• _Aim_:
List each line of the data in which the string "name" appears.

• _Information supplied_:
☆ ☆ ☆ ☆ ☆ ☆ ☆

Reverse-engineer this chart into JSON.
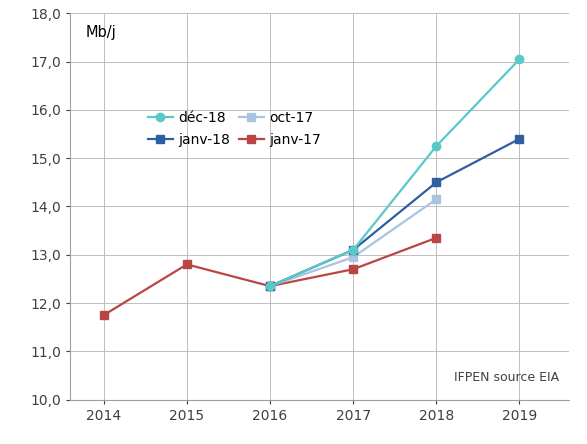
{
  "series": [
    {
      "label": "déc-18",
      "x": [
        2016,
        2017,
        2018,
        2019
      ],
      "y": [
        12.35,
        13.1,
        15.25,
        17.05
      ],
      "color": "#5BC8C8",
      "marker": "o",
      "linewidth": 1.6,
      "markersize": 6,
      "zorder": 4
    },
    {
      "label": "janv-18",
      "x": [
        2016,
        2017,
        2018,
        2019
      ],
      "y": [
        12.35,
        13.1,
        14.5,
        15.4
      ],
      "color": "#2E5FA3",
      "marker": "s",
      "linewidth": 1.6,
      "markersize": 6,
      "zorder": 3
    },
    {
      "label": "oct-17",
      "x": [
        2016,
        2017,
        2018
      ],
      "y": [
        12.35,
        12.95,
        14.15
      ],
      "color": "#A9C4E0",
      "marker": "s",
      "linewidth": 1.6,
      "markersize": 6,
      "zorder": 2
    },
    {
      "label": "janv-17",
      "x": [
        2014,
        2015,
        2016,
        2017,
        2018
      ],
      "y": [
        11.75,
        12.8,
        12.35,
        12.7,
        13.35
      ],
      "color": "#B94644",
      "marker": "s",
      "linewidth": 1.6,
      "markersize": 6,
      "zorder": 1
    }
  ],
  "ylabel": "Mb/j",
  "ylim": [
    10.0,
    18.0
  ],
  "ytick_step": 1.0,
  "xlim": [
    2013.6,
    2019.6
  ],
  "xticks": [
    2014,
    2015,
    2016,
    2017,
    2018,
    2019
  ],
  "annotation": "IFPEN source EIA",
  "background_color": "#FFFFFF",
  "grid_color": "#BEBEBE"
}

☆ ☆ ☆ ☆ ☆ ☆ ☆

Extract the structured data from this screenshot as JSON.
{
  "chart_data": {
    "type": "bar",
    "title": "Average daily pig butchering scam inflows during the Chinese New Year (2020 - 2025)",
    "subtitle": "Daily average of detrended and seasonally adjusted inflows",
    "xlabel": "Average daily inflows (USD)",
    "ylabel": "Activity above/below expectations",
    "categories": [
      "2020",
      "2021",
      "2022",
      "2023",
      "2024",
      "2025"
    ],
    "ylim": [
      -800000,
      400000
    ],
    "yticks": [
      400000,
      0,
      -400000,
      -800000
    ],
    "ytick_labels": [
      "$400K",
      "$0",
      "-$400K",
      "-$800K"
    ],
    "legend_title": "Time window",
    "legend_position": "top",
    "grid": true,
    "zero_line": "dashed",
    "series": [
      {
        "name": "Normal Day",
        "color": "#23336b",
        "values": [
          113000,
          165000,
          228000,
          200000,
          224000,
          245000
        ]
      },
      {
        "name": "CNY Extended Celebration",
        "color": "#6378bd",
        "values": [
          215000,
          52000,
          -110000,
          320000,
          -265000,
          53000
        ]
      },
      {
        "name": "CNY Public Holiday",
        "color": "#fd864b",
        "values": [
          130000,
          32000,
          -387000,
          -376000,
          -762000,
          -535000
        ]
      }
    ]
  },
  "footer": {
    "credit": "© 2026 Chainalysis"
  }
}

☆ ☆ ☆ ☆ ☆ ☆ ☆

• _Output for this task_:
        "name": "Normal Day",
        "name": "CNY Extended Celebration",
        "name": "CNY Public Holiday",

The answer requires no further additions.